[START OF Provided data]

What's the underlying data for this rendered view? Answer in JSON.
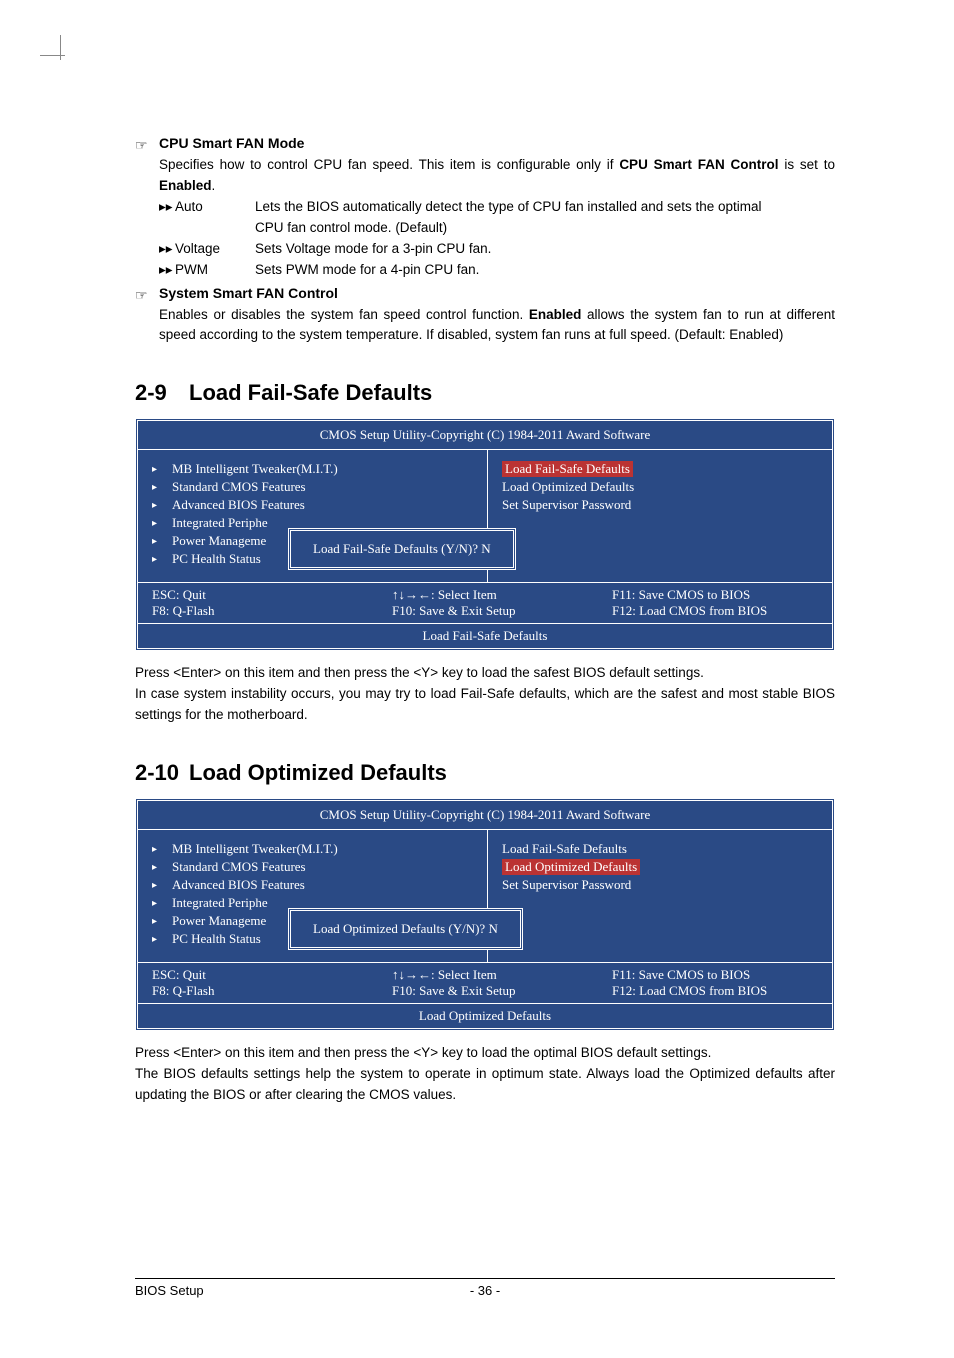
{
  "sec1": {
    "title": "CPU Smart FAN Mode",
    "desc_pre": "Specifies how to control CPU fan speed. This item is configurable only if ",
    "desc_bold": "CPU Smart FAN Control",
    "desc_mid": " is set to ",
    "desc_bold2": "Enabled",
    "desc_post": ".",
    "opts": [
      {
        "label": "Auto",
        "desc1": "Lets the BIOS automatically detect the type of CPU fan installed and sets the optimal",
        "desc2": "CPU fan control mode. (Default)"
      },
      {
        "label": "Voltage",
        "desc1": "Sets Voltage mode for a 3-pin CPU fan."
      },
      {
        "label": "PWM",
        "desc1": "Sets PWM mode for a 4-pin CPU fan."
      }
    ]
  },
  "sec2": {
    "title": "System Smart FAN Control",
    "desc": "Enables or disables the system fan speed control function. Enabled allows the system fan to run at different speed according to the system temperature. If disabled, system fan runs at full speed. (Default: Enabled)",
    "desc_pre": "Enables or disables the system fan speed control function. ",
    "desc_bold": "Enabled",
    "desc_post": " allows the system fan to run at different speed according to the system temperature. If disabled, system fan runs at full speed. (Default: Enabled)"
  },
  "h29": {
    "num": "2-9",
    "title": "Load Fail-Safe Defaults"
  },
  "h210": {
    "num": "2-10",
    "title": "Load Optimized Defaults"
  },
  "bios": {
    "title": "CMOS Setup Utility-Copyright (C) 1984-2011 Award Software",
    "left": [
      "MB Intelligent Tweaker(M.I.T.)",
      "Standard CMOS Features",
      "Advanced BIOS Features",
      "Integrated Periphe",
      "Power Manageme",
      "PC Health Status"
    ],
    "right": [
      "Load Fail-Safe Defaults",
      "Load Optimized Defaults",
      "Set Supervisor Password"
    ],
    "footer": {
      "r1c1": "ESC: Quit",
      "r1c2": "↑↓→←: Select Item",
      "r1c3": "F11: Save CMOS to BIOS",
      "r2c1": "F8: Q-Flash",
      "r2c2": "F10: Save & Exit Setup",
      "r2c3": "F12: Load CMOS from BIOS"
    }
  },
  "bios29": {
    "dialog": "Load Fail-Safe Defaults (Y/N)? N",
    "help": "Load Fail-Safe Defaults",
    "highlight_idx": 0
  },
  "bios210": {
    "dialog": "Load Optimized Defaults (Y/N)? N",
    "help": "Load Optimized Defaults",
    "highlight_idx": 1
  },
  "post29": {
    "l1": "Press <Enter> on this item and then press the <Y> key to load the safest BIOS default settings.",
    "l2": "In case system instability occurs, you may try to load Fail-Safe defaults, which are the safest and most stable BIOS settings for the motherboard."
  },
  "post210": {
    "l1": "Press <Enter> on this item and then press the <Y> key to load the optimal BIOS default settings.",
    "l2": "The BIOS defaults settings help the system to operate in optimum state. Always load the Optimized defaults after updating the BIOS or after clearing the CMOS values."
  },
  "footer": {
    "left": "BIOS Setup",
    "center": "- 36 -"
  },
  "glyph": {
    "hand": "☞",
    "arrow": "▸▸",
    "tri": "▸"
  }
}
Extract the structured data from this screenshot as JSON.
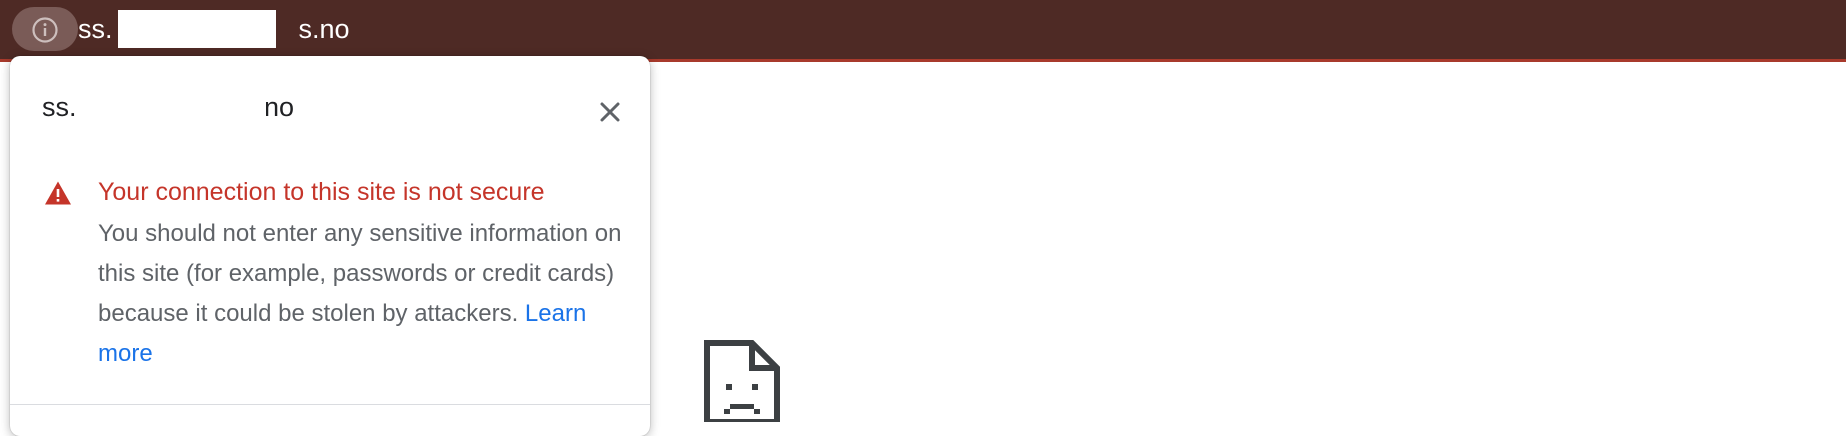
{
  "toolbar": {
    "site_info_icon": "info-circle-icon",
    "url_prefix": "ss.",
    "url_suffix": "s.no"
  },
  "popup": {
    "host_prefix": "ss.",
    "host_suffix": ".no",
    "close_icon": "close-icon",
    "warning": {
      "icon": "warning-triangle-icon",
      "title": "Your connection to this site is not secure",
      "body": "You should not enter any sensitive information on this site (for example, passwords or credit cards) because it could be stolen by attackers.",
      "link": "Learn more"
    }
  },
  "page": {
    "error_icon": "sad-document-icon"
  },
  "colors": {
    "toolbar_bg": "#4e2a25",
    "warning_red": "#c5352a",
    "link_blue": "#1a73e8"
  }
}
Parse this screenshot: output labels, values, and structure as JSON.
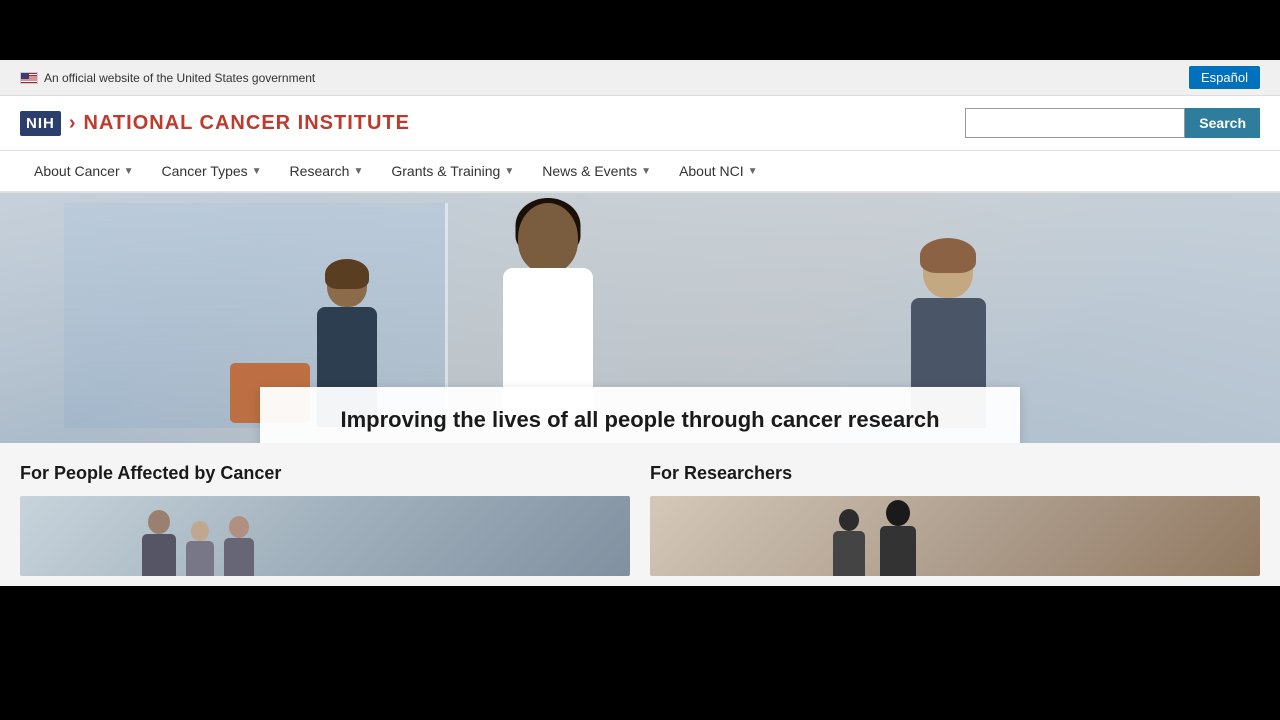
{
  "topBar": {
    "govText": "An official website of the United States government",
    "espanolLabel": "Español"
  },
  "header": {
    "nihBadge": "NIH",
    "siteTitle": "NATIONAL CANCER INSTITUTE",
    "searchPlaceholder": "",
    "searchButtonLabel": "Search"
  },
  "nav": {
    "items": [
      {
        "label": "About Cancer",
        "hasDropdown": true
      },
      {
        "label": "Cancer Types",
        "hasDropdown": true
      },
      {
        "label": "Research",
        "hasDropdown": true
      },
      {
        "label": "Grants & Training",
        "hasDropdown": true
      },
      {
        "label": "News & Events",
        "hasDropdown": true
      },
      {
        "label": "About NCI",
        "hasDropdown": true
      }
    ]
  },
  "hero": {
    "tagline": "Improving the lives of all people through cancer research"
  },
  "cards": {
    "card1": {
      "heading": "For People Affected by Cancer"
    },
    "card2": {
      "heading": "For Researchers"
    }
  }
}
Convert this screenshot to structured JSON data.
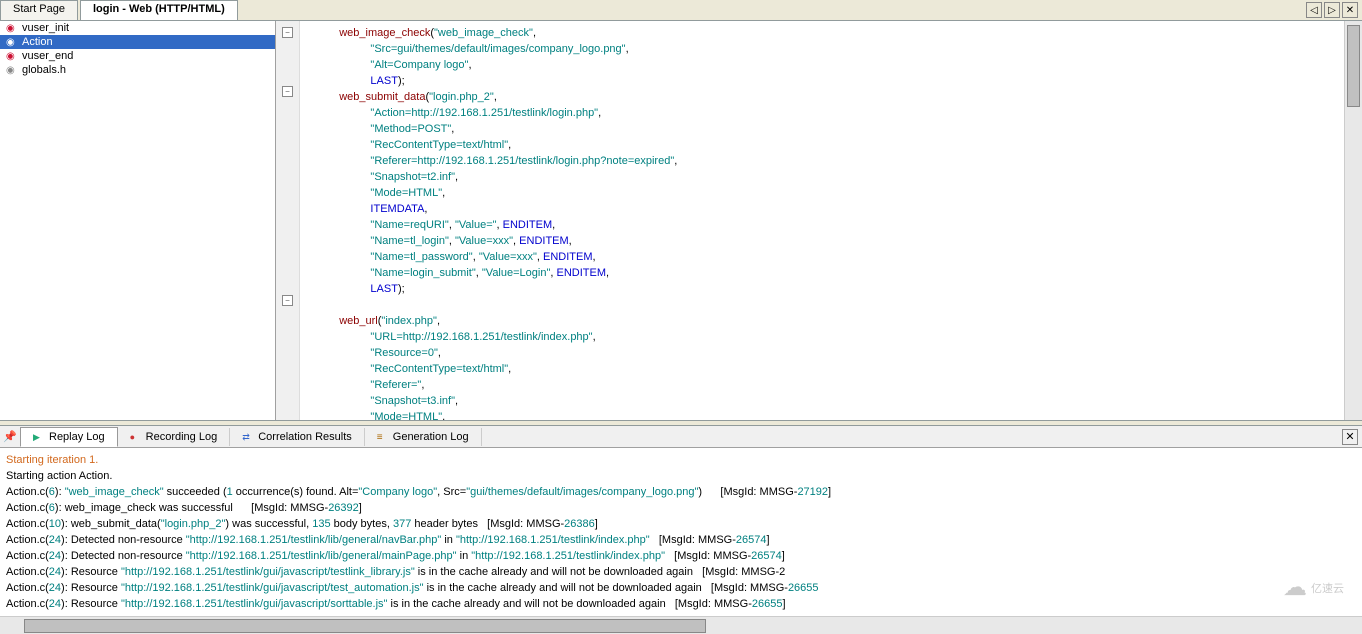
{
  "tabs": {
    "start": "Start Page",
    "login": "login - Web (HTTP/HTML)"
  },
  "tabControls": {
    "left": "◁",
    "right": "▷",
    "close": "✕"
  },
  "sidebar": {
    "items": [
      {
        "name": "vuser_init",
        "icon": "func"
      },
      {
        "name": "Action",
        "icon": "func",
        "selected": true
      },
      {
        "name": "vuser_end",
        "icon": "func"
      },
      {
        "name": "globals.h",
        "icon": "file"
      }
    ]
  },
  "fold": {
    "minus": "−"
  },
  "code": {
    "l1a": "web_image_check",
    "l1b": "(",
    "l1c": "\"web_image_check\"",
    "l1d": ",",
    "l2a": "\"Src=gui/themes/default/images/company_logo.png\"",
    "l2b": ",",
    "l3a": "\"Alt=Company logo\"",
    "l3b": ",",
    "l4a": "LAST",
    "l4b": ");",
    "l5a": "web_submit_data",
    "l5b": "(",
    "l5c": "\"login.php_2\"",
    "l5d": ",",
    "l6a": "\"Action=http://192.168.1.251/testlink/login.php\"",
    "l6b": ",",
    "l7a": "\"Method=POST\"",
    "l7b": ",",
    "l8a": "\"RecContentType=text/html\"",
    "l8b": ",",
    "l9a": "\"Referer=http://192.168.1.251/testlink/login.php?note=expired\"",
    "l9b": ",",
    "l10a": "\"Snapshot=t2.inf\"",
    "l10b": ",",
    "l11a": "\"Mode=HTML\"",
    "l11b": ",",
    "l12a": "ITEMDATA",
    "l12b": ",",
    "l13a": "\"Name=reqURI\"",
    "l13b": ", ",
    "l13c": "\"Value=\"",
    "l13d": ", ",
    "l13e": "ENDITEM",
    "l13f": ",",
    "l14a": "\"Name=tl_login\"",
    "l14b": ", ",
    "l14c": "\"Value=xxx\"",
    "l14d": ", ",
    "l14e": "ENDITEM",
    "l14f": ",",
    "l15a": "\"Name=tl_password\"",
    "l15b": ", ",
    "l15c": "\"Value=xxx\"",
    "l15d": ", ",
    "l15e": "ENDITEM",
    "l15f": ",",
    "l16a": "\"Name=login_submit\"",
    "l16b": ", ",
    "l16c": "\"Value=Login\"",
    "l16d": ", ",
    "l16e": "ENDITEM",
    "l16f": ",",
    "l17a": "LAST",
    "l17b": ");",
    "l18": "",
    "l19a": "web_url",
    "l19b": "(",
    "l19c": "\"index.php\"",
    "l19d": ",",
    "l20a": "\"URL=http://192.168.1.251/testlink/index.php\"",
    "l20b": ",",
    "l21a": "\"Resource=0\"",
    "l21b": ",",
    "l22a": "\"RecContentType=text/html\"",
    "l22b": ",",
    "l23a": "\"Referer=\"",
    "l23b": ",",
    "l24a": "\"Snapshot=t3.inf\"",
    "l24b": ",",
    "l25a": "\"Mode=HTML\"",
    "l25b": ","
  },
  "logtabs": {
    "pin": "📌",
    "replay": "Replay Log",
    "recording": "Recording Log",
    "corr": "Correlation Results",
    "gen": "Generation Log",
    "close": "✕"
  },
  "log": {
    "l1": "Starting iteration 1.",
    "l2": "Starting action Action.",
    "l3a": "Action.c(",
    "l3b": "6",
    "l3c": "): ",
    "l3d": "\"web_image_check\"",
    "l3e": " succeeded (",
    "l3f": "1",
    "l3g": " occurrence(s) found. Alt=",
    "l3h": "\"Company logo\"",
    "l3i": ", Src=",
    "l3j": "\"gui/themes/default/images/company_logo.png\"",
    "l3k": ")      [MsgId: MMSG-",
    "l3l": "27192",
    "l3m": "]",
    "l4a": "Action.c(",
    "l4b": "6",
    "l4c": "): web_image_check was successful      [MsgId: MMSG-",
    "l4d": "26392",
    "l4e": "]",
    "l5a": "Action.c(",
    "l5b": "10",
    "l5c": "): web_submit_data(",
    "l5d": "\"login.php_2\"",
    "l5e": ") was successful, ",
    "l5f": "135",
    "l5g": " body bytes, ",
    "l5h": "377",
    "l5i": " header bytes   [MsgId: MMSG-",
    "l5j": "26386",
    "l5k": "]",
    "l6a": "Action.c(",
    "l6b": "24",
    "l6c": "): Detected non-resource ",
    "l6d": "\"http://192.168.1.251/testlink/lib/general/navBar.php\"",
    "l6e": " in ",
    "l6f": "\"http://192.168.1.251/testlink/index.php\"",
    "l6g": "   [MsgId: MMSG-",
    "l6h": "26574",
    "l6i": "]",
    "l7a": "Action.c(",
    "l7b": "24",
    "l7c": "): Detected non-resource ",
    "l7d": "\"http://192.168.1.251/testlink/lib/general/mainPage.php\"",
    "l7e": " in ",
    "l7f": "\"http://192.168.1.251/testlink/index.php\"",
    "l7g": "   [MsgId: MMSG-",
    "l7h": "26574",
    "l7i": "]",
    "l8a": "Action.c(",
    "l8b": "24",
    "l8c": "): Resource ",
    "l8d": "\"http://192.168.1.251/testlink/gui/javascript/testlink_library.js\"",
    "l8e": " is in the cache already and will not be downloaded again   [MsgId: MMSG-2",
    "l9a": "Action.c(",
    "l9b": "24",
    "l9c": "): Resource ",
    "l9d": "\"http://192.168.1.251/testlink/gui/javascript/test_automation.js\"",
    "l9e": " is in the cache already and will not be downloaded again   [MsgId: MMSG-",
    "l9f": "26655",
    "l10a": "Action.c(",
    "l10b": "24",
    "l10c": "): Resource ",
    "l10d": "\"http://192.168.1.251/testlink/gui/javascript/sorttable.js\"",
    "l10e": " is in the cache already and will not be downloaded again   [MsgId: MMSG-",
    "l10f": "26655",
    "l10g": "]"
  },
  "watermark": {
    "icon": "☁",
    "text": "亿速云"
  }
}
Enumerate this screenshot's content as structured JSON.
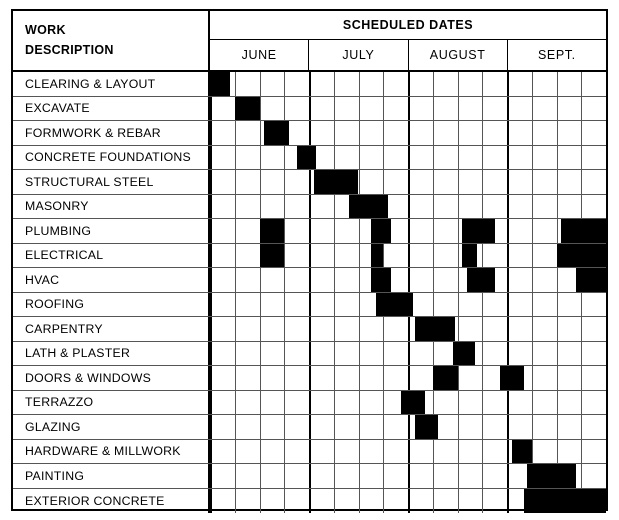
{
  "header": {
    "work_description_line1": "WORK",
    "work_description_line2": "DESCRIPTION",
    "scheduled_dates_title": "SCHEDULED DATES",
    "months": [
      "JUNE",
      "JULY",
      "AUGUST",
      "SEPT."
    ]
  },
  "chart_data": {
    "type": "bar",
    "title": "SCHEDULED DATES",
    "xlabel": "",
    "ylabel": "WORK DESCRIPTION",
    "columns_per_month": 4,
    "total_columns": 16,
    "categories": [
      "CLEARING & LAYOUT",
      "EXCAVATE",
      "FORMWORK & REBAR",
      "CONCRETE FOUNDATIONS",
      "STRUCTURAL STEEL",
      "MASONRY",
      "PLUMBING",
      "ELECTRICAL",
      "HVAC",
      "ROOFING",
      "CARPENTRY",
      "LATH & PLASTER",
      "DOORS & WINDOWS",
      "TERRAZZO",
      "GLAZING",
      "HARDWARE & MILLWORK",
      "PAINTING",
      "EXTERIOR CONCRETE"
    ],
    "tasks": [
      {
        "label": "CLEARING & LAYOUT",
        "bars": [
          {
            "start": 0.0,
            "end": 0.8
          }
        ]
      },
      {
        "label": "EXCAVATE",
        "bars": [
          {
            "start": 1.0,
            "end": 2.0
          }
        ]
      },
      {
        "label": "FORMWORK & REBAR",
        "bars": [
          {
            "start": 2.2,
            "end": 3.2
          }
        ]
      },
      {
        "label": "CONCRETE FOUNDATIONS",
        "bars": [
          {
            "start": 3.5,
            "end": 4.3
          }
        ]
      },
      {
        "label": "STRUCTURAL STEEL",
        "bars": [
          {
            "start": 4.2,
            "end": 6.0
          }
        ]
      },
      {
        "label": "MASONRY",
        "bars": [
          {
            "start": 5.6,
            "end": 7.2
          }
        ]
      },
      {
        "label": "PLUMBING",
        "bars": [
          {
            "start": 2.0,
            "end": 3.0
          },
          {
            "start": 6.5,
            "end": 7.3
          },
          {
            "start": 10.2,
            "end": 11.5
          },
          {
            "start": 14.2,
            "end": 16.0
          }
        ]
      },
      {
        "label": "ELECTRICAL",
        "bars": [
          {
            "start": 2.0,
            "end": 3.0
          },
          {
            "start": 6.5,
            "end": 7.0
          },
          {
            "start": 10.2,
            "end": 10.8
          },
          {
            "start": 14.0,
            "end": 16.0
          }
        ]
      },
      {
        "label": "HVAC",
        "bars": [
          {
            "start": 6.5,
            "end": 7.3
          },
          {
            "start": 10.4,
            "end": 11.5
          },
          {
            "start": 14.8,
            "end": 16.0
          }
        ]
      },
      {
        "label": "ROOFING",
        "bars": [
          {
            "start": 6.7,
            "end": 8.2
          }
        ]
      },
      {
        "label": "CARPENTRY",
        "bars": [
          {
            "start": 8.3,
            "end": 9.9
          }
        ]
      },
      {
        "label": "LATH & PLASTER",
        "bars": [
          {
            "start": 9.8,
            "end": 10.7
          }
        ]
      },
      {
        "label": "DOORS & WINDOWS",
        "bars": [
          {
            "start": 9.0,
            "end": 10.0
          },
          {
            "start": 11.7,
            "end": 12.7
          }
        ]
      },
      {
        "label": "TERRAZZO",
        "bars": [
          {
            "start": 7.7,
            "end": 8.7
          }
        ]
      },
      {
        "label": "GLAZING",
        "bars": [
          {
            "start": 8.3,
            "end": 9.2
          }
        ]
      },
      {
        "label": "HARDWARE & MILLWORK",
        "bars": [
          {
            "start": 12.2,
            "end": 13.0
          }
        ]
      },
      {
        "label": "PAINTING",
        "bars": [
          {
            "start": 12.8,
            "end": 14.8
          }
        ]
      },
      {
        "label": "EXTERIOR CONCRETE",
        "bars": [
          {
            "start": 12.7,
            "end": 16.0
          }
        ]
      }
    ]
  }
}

[END OF Provided data]

▶ _What is being asked_: Locate the lines above that hold the word "Fail". Show every one of them.

▶ _Solution to the exercise_:
    "title": "Load Fail-Safe Defaults"
      "Load Fail-Safe Defaults",
    "dialog": "Load Fail-Safe Defaults (Y/N)? N",
    "help": "Load Fail-Safe Defaults",
    "l2": "In case system instability occurs, you may try to load Fail-Safe defaults, which are the safest and most stable BIOS settings for the motherboard."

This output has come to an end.